**EXERCISE:** From the entries that follow, extract each line holding the string "Dzierkals".

*** RAW DATA

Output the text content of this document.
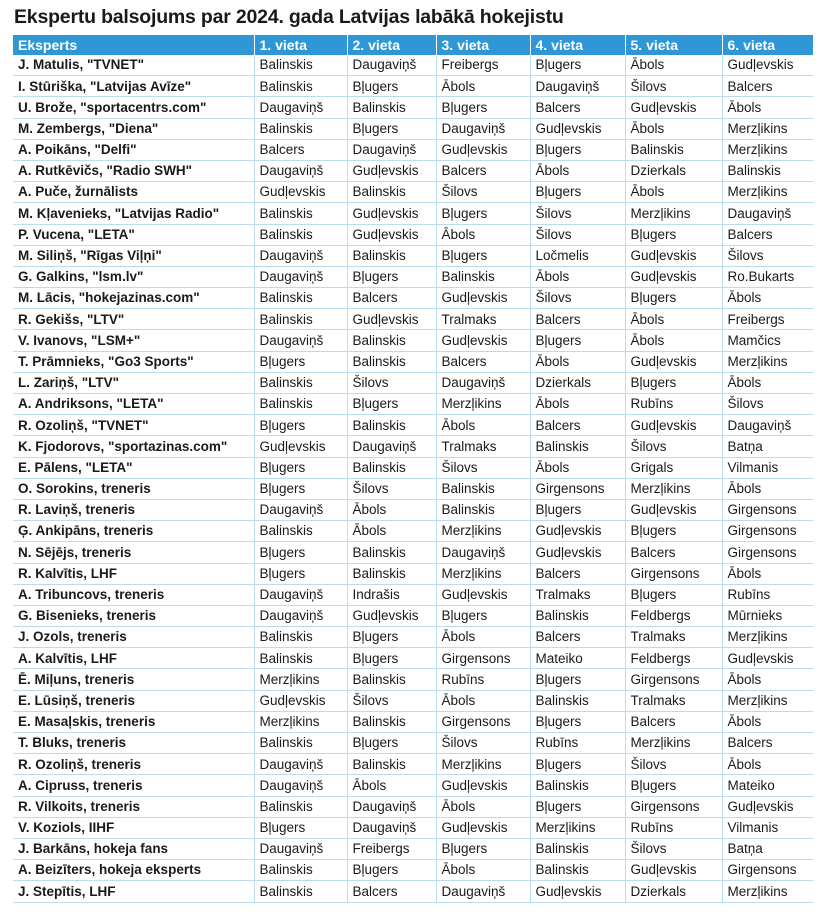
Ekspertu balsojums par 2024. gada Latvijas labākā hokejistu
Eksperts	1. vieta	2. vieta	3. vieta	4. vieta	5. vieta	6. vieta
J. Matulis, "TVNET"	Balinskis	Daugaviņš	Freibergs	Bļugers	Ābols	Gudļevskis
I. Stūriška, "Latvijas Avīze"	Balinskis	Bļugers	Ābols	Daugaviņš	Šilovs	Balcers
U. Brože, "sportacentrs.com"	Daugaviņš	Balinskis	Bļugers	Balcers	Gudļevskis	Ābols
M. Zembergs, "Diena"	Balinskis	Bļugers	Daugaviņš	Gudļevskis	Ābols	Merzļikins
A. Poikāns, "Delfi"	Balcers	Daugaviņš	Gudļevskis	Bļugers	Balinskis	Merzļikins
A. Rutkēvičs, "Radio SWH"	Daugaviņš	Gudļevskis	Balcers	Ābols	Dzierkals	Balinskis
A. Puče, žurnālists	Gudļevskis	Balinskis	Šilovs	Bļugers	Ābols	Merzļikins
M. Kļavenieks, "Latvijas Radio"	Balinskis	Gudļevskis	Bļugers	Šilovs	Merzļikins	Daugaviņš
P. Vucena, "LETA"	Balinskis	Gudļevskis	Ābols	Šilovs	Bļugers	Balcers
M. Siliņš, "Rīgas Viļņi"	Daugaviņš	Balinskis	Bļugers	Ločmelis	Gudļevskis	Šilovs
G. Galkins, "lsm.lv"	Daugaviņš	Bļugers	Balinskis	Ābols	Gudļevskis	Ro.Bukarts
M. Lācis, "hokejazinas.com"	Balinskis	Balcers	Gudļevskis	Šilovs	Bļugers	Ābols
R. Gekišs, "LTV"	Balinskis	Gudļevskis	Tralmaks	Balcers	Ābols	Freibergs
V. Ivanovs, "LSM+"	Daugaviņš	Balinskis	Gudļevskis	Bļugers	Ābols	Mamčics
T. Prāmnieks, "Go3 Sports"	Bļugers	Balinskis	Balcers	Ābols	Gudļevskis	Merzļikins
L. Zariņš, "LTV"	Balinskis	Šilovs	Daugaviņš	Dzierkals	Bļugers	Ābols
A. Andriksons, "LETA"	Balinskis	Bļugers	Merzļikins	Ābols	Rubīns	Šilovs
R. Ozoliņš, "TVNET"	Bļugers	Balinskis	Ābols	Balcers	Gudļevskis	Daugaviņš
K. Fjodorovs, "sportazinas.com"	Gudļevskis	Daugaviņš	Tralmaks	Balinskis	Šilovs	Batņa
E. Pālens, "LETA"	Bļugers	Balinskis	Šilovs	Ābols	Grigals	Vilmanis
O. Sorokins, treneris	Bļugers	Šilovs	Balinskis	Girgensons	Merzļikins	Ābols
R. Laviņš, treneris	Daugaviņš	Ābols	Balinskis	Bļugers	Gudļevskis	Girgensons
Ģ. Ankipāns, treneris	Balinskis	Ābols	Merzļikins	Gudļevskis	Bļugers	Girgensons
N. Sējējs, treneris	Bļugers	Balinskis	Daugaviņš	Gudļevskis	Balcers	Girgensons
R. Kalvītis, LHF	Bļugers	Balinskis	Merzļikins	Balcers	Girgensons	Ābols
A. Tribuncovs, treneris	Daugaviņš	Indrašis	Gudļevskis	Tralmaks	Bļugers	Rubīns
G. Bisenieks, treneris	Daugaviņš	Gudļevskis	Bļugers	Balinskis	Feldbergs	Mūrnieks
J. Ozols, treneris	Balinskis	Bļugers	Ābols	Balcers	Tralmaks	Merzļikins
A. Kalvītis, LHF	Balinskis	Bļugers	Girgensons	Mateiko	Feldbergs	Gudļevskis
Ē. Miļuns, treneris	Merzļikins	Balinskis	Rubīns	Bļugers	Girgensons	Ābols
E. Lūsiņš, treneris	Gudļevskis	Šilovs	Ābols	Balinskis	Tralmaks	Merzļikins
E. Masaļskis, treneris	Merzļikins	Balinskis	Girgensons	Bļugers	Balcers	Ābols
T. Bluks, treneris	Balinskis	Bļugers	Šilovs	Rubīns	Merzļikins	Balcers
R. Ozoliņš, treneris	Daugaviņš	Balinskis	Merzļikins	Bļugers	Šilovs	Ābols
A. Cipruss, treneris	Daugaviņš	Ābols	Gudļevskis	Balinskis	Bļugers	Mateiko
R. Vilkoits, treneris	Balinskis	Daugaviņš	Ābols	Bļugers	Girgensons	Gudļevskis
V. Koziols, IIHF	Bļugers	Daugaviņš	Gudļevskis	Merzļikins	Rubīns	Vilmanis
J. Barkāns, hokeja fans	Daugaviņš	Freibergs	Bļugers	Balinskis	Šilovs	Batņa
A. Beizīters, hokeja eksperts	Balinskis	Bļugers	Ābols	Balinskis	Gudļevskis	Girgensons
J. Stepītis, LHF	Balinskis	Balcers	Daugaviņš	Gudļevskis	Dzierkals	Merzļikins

******
*** RAW DATA

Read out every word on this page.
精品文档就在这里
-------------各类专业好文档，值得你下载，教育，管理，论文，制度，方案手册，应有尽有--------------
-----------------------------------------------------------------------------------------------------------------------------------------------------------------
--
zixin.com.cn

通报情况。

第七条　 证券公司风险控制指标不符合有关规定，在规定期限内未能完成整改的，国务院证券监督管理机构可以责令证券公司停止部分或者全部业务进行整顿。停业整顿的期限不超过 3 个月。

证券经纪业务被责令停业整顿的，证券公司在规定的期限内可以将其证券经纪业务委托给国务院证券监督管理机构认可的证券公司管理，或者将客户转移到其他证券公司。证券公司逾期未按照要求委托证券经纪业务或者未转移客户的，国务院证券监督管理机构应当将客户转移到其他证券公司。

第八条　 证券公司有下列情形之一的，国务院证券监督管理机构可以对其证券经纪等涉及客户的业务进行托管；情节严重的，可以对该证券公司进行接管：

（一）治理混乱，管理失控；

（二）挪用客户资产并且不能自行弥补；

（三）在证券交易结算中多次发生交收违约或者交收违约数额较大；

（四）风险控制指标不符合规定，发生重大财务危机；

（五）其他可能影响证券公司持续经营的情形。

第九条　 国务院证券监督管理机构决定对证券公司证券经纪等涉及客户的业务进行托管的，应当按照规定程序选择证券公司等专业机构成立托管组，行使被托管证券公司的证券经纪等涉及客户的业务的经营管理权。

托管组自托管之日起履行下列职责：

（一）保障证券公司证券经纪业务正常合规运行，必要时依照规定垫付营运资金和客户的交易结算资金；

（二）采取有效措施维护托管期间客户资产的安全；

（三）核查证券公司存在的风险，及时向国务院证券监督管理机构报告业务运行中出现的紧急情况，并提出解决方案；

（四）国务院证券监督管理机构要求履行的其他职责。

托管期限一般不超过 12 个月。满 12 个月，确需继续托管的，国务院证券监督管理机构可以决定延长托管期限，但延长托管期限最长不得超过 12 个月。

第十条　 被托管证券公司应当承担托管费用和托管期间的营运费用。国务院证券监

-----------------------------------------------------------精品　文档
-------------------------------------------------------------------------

******

**COMPLETE ANSWER:**
A. Rutkēvičs, "Radio SWH"	Daugaviņš	Gudļevskis	Balcers	Ābols	Dzierkals	Balinskis
L. Zariņš, "LTV"	Balinskis	Šilovs	Daugaviņš	Dzierkals	Bļugers	Ābols
J. Stepītis, LHF	Balinskis	Balcers	Daugaviņš	Gudļevskis	Dzierkals	Merzļikins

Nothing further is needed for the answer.